## PROBLEM STATEMENT
Report every line in the listing below where the string "vida" shows up.

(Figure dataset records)
-------------------------
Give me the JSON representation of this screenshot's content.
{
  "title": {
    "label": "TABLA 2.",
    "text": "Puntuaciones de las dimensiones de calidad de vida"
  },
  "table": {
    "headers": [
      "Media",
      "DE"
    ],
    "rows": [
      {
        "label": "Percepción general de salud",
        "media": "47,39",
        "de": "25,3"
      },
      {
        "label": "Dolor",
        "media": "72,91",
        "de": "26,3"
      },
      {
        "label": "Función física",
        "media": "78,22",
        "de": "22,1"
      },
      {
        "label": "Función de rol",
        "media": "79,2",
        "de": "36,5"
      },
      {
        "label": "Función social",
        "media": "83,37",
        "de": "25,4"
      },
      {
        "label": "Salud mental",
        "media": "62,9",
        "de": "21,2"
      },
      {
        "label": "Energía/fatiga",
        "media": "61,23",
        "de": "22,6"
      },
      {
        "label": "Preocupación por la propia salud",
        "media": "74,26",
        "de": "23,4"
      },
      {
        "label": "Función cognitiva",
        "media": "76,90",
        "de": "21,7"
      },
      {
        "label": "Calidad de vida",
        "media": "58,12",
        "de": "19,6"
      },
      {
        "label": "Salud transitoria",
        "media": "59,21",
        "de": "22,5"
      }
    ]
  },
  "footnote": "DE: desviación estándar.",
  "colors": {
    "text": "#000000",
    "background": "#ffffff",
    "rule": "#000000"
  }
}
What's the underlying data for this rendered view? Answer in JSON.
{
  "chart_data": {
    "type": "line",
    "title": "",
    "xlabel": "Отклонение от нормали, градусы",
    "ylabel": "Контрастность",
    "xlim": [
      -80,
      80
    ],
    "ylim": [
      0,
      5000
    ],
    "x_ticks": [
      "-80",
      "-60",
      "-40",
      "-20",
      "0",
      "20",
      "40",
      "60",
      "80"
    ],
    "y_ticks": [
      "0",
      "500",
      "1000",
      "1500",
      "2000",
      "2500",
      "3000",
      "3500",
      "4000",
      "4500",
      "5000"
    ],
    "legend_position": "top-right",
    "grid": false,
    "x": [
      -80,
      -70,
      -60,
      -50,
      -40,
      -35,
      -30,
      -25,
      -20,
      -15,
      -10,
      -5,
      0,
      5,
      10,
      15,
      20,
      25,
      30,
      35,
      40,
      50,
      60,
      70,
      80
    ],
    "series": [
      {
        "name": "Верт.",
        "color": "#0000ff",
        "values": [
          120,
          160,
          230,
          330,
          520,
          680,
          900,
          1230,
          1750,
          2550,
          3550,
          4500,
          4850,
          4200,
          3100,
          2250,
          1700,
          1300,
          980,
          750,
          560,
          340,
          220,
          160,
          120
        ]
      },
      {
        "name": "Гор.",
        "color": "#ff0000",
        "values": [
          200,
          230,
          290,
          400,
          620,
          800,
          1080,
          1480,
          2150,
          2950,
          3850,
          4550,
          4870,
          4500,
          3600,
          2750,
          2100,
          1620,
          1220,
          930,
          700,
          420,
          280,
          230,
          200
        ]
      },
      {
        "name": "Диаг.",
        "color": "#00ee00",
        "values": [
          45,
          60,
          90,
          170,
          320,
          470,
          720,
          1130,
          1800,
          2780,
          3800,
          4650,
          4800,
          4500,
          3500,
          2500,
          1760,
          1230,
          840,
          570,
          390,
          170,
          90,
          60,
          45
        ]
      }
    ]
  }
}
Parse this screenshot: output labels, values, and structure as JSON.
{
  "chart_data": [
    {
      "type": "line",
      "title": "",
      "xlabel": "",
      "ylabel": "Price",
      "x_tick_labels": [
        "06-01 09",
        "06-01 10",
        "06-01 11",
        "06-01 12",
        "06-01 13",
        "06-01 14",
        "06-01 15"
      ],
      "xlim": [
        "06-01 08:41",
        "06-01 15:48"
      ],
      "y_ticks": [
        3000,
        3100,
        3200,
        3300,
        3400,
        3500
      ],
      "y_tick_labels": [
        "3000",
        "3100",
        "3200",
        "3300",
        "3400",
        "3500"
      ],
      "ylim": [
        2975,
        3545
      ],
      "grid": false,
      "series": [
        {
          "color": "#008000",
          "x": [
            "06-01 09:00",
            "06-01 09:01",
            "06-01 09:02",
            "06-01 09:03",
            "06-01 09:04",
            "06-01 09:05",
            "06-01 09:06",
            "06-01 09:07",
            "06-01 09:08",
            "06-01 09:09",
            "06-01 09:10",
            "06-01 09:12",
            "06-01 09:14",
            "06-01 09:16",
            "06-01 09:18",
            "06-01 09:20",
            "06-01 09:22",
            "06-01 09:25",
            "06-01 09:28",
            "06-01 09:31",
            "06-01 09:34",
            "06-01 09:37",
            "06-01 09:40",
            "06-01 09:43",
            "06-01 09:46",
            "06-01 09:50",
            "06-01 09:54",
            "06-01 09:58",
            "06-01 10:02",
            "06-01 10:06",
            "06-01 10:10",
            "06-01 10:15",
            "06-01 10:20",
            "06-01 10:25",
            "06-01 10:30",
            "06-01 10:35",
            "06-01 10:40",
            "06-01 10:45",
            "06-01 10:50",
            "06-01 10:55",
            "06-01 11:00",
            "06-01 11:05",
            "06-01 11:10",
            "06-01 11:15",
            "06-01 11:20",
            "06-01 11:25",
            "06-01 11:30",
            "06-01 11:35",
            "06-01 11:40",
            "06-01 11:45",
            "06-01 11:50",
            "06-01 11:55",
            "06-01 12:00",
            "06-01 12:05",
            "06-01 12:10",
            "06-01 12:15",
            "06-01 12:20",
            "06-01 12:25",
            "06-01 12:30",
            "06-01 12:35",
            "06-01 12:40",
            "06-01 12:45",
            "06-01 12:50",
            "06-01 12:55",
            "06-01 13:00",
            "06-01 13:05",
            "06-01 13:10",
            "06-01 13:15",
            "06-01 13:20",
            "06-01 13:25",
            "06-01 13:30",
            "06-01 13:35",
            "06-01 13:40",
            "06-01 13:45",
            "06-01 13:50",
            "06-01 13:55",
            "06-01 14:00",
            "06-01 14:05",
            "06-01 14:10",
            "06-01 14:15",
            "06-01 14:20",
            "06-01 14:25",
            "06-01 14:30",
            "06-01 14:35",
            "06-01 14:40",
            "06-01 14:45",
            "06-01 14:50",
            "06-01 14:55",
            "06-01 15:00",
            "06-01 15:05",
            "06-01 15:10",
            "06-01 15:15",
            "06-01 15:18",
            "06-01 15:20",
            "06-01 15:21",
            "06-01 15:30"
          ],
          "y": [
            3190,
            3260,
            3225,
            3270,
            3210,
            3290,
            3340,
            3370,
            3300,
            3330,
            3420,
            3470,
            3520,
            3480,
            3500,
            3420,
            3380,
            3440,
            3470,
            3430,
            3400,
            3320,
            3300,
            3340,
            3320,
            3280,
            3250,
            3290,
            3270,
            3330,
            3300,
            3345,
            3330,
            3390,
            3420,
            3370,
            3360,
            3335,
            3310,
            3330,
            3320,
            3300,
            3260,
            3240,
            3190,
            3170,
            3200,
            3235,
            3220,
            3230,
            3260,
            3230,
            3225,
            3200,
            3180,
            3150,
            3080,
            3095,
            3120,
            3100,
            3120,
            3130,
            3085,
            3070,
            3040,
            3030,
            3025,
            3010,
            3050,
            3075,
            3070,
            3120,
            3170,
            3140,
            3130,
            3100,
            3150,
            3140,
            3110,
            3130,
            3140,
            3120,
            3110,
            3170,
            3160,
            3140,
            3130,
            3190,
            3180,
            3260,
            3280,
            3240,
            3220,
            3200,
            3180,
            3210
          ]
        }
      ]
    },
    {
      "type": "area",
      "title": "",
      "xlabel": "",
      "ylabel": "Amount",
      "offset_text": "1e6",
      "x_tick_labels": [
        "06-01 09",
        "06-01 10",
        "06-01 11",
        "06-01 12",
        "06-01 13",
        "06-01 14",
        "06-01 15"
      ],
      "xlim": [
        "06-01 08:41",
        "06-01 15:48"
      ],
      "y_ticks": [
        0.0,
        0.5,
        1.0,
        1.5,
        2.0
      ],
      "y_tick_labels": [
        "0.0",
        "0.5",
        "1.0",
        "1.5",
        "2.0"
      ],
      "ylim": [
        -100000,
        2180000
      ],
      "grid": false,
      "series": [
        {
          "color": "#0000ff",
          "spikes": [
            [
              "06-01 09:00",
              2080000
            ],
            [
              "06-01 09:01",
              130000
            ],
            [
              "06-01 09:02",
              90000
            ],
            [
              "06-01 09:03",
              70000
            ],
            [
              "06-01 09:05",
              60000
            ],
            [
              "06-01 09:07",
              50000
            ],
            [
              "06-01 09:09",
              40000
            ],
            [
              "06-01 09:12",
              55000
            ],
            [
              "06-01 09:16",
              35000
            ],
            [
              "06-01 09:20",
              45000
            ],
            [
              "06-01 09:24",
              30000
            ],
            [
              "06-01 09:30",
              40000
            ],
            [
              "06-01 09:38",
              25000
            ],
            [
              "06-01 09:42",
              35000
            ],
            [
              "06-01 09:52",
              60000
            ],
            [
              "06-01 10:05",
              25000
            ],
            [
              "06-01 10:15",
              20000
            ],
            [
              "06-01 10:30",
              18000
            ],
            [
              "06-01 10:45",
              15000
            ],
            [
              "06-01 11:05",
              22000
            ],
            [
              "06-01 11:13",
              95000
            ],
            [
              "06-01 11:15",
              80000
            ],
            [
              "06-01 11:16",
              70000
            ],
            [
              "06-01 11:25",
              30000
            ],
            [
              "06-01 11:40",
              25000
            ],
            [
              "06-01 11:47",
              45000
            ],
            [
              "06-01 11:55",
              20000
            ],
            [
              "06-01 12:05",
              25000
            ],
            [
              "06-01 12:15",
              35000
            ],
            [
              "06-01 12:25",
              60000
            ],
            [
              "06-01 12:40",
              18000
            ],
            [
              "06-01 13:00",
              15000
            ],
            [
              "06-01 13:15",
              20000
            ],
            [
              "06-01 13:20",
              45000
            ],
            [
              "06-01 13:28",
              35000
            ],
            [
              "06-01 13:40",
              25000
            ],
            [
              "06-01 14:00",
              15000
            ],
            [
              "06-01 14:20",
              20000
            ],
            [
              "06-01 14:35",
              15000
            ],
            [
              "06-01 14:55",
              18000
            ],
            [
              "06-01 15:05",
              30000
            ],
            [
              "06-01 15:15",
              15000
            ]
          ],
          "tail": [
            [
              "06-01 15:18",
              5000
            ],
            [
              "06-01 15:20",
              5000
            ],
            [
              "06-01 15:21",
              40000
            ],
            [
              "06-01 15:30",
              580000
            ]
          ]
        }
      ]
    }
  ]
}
-------------------------
## RESPONSE
    "text": "Puntuaciones de las dimensiones de calidad de vida"
        "label": "Calidad de vida",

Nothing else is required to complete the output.